Specifically, we compactly organize all potential sound events into a matrix-like representation $\mathcal{M}$ , where the row indicates the sound event’s temporal length and the column represents its start time. Each cell $C_{i,j}$ in $\mathcal{M}$ corresponds to a sound event with certain start time $j$ and end time $i+j$ . A careful selection of the size of matrix $\mathcal{M}$ guarantees all potential sound events have their unique “cell” in $\mathcal{M}$ . The matrix-like compact organization enables fast computation due to matrix parallelization computation supported by most GPU/CPU engines. Similar idea has been used for video-based activity recognition(Lin et al., 2018).

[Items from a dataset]
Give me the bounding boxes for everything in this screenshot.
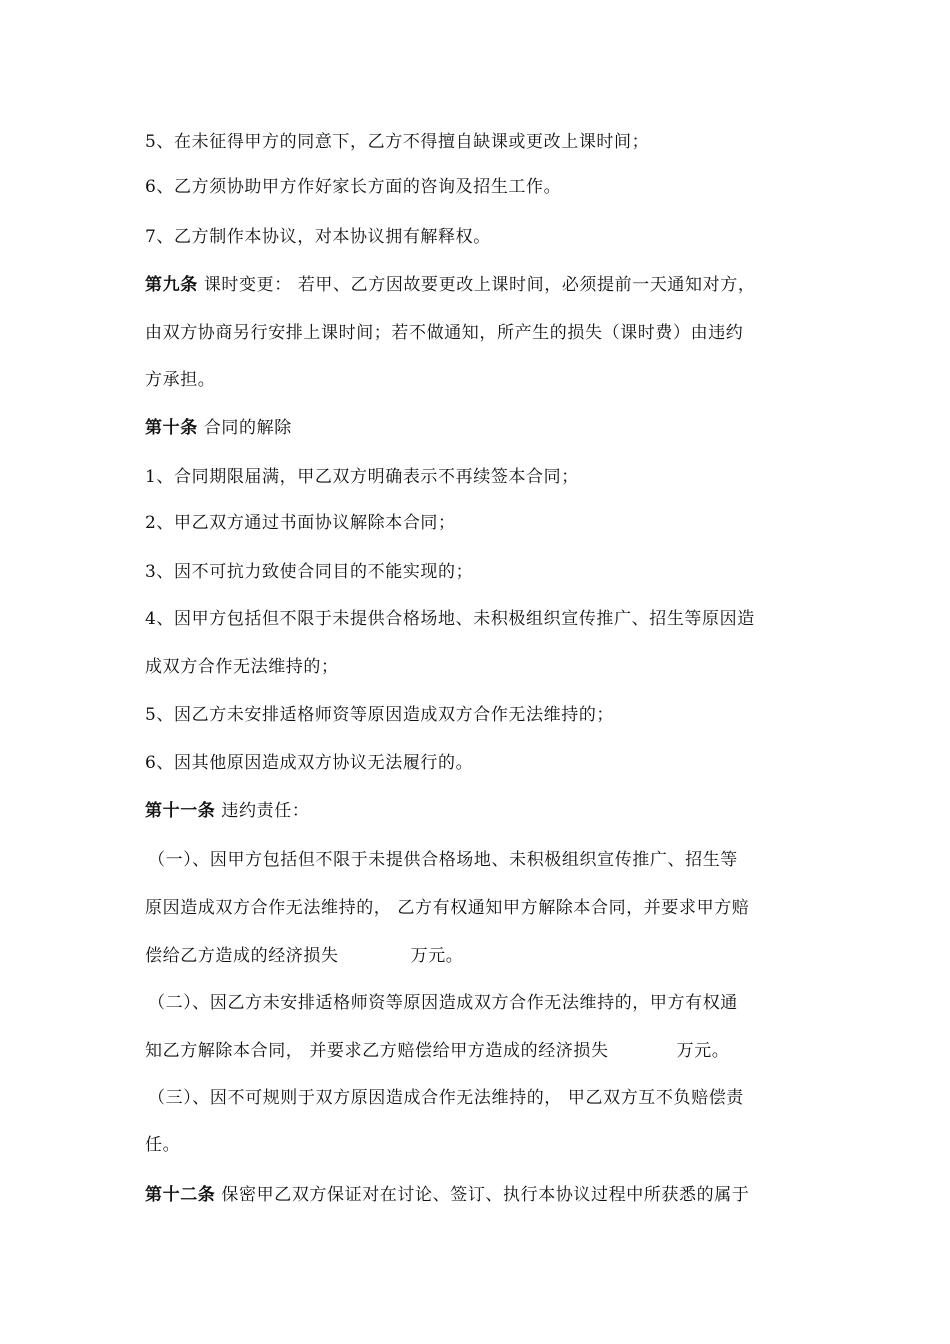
line-text: 5、在未征得甲方的同意下，乙方不得擅自缺课或更改上课时间； <box>145 132 650 152</box>
article-12-heading: 第十二条 <box>145 1185 216 1205</box>
article-10-item-4-cont <box>145 652 815 682</box>
article-11-item-2 <box>148 988 818 1018</box>
article-11-item-1 <box>148 845 818 875</box>
article-11-item-2-cont <box>145 1036 815 1066</box>
article-10-item-3 <box>145 557 815 587</box>
article-10-item-5 <box>145 700 815 730</box>
article-10 <box>145 413 815 443</box>
line-text: 成双方合作无法维持的； <box>145 657 339 677</box>
article-12-text: 保密甲乙双方保证对在讨论、签订、执行本协议过程中所获悉的属于 <box>221 1185 750 1205</box>
line-text: 由双方协商另行安排上课时间；若不做通知，所产生的损失（课时费）由违约 <box>145 323 744 343</box>
line-text: 6、因其他原因造成双方协议无法履行的。 <box>145 753 474 773</box>
article-11-item-1-cont <box>145 893 815 923</box>
line-text: 原因造成双方合作无法维持的， 乙方有权通知甲方解除本合同，并要求甲方赔 <box>145 898 750 918</box>
article-11-item-3 <box>148 1083 818 1113</box>
article-12 <box>145 1180 815 1210</box>
article-10-item-6 <box>145 748 815 778</box>
line-text: 7、乙方制作本协议，对本协议拥有解释权。 <box>145 227 491 247</box>
amount-unit: 万元。 <box>410 946 464 966</box>
line-text: 2、甲乙双方通过书面协议解除本合同； <box>145 513 456 533</box>
article-11 <box>145 796 815 826</box>
line-text: （三）、因不可规则于双方原因造成合作无法维持的， 甲乙双方互不负赔偿责 <box>148 1088 744 1108</box>
article-10-item-4 <box>145 604 815 634</box>
article-10-heading: 第十条 <box>145 418 198 438</box>
article-11-item-1-amount <box>145 941 815 971</box>
article-11-text: 违约责任： <box>221 801 310 821</box>
article-9-line-2 <box>145 318 815 348</box>
article-9-heading: 第九条 <box>145 275 198 295</box>
line-text: 知乙方解除本合同， 并要求乙方赔偿给甲方造成的经济损失 <box>145 1041 609 1061</box>
article-10-item-2 <box>145 508 815 538</box>
line-text: 6、乙方须协助甲方作好家长方面的咨询及招生工作。 <box>145 177 562 197</box>
line-text: 3、因不可抗力致使合同目的不能实现的； <box>145 562 474 582</box>
article-9-text: 课时变更： 若甲、乙方因故要更改上课时间，必须提前一天通知对方， <box>203 275 756 295</box>
article-10-item-1 <box>145 462 815 492</box>
amount-unit: 万元。 <box>676 1041 730 1061</box>
line-text: 方承担。 <box>145 370 216 390</box>
line-text: （二）、因乙方未安排适格师资等原因造成双方合作无法维持的，甲方有权通 <box>148 993 738 1013</box>
clause-line-7 <box>145 222 815 252</box>
line-text: 偿给乙方造成的经济损失 <box>145 946 339 966</box>
clause-line-6 <box>145 172 815 202</box>
article-11-item-3-cont <box>145 1130 815 1160</box>
line-text: 任。 <box>145 1135 181 1155</box>
article-10-text: 合同的解除 <box>203 418 292 438</box>
article-11-heading: 第十一条 <box>145 801 216 821</box>
article-9-line-3 <box>145 365 815 395</box>
line-text: （一）、因甲方包括但不限于未提供合格场地、未积极组织宣传推广、招生等 <box>148 850 738 870</box>
line-text: 1、合同期限届满，甲乙双方明确表示不再续签本合同； <box>145 467 579 487</box>
line-text: 5、因乙方未安排适格师资等原因造成双方合作无法维持的； <box>145 705 615 725</box>
article-9 <box>145 270 815 300</box>
line-text: 4、因甲方包括但不限于未提供合格场地、未积极组织宣传推广、招生等原因造 <box>145 609 755 629</box>
clause-line-5 <box>145 127 815 157</box>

Written exercise: Please continue the passage on arranging sound events in a matrix, picking up after its final sentence.

Solved problem:
Accompanying the dense proposal map are two score maps of the same size: $\mathcal{M}_{t}$ measuring a sound event proposal’s temporal overlap with ground truth, and $\mathcal{M}_{s}$ sound event proposal motion smoothness map. The two score maps jointly help to measure sound event proposals’ confidence to be a true positive sound event. Specifically, the potential proposal indicated by cell $C_{i,j}$ is associated with a event wise feature representation $f_{ij}$ , a temporal overlap confidence score $s_{i,j}^{t}$ from $\mathcal{M}_{t}$ and a motion smoothness score $s_{i,j}^{s}$ from $\mathcal{M}_{s}$ . $f_{i,j}$ derives from the averaging features learned by Backbone network spanning its temporal duration $[t_{j},t_{i+j}]$ , $f_{i,j}=\frac{1}{i}\sum_{k=j}^{i+j}f_{k}$ .

3.4 Temporal Overlapness Score Map

Temporal overlap score map $\mathcal{M}_{t}$ measures two sound events’ temporal overlap degree. Here we adopt temporal intersection over union (tIoU). Given two sound events $s_{1}=[t_{s1},t_{e1}]$ at cell $\mathcal{M}_{i,j}$ and its ground truth temporal location $s_{2}=[t_{s2},t_{e2}]$ , their tIoU at $\mathcal{M}_{t}^{i,j}$ is defined as,

tIoU=\frac{max\{0,min(t_{e1},t_{e2})-max(t_{s1},t_{s2})\}}{max(t_{e1},t_{e2})-min(t_{s1},t_{s2})}

(4)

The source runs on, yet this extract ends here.